* _Material provided_

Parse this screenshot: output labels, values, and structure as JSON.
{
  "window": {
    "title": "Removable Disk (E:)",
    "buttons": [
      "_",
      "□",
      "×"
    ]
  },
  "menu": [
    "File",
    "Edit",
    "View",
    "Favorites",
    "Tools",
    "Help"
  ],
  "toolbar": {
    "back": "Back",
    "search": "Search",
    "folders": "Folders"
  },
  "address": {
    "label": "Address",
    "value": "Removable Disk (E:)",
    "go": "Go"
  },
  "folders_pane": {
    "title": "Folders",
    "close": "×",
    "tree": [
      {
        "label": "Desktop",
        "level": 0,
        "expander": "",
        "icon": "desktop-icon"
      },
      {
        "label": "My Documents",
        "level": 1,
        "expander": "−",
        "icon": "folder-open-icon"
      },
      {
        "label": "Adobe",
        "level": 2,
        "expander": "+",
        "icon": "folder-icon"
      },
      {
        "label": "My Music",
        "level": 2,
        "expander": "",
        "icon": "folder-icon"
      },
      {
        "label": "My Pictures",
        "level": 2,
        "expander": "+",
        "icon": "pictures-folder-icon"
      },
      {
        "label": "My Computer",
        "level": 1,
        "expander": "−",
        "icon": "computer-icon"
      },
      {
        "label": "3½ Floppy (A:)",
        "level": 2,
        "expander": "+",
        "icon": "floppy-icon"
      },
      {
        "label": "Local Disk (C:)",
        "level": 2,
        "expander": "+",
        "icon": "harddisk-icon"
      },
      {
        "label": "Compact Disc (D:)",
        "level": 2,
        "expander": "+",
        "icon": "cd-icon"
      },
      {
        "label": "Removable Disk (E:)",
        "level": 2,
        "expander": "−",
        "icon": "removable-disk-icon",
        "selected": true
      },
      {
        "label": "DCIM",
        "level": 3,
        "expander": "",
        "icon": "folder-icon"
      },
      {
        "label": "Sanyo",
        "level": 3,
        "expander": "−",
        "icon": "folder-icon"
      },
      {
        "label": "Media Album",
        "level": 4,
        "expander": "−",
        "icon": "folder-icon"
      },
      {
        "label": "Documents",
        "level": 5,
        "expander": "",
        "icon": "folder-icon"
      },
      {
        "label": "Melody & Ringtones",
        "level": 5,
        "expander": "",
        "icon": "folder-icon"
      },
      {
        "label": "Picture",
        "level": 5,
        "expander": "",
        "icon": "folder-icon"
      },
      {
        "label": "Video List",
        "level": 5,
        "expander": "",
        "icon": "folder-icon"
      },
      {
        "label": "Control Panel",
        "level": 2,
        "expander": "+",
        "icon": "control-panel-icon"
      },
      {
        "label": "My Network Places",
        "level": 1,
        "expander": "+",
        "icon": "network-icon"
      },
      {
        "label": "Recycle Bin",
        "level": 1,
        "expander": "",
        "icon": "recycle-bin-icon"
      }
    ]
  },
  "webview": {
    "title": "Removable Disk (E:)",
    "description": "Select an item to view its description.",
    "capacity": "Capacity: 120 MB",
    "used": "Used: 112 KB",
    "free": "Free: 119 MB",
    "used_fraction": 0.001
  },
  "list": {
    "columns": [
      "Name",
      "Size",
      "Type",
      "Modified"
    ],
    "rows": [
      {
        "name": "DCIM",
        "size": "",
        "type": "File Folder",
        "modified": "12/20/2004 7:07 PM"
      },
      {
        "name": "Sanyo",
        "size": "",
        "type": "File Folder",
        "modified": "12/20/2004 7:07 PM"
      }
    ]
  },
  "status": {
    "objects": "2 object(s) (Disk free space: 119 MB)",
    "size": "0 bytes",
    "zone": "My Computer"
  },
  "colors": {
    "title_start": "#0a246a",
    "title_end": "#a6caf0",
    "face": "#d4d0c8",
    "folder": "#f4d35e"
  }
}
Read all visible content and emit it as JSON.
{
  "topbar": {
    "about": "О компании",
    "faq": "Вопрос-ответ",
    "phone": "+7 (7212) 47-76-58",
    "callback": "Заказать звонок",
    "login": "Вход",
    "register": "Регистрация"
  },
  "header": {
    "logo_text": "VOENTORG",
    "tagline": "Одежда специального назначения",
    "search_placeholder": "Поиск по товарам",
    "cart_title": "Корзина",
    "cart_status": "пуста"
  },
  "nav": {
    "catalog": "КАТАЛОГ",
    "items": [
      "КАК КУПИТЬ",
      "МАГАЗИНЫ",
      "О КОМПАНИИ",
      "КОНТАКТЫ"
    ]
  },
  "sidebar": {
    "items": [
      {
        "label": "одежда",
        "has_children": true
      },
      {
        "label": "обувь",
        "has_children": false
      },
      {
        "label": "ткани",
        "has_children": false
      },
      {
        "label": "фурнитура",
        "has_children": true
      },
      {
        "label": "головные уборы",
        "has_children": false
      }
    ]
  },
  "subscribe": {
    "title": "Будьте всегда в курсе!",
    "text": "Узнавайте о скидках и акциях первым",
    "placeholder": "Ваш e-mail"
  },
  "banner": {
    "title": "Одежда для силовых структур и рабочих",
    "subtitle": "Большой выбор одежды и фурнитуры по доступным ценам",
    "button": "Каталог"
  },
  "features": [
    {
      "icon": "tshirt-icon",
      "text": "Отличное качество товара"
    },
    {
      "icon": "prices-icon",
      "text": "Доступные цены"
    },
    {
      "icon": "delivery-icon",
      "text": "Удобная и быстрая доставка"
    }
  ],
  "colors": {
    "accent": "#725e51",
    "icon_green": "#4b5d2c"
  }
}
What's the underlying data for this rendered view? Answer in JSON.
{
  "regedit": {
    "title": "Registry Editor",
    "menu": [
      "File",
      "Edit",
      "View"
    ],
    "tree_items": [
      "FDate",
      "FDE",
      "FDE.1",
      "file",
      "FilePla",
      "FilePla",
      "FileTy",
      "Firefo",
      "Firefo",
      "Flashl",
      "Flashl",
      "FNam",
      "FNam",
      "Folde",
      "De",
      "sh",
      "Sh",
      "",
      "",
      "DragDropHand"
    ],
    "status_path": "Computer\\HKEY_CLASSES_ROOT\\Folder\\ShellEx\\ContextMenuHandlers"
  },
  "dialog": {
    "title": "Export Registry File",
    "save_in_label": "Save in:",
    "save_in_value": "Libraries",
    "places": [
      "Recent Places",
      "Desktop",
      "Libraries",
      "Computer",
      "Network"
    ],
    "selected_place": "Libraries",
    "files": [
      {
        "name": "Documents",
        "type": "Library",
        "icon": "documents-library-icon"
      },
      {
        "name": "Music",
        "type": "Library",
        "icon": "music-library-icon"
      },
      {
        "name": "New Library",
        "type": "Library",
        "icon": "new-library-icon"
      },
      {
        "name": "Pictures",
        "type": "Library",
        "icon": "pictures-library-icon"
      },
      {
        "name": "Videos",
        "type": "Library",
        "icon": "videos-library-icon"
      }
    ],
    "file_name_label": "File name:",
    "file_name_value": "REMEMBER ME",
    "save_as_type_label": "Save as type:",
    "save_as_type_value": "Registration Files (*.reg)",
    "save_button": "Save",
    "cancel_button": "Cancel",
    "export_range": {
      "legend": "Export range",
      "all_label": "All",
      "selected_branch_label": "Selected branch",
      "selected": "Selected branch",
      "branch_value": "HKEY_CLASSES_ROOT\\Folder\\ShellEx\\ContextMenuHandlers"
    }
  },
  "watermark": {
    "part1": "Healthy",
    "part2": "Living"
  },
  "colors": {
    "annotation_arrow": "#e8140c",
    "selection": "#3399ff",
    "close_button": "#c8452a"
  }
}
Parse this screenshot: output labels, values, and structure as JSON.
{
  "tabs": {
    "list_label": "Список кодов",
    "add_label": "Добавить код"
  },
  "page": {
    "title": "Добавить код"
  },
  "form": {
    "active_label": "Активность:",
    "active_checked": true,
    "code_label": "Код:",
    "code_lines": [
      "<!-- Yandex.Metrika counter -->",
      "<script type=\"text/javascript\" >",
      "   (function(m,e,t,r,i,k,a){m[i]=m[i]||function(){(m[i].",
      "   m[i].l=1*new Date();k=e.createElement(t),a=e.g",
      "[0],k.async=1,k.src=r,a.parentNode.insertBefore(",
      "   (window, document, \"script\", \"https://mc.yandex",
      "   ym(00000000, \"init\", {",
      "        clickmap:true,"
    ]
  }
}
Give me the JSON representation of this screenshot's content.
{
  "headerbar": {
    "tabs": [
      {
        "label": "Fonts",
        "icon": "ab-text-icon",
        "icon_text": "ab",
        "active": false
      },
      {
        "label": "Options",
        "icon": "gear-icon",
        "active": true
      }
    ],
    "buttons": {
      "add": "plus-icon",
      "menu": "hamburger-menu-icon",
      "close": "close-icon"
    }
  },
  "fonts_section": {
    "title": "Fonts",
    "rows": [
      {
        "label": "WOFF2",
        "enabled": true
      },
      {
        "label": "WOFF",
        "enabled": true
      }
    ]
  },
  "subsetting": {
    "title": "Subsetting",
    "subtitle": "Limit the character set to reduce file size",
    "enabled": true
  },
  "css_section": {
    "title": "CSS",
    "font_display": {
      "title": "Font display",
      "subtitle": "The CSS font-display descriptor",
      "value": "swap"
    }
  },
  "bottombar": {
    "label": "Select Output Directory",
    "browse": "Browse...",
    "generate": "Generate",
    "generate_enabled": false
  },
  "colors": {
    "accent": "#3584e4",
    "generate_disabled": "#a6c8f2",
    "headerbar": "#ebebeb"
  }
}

* _Directions_
Copy each line of the listing in which the word "free" can be found.

* _Exercise output_
    "free": "Free: 119 MB",
    "objects": "2 object(s) (Disk free space: 119 MB)",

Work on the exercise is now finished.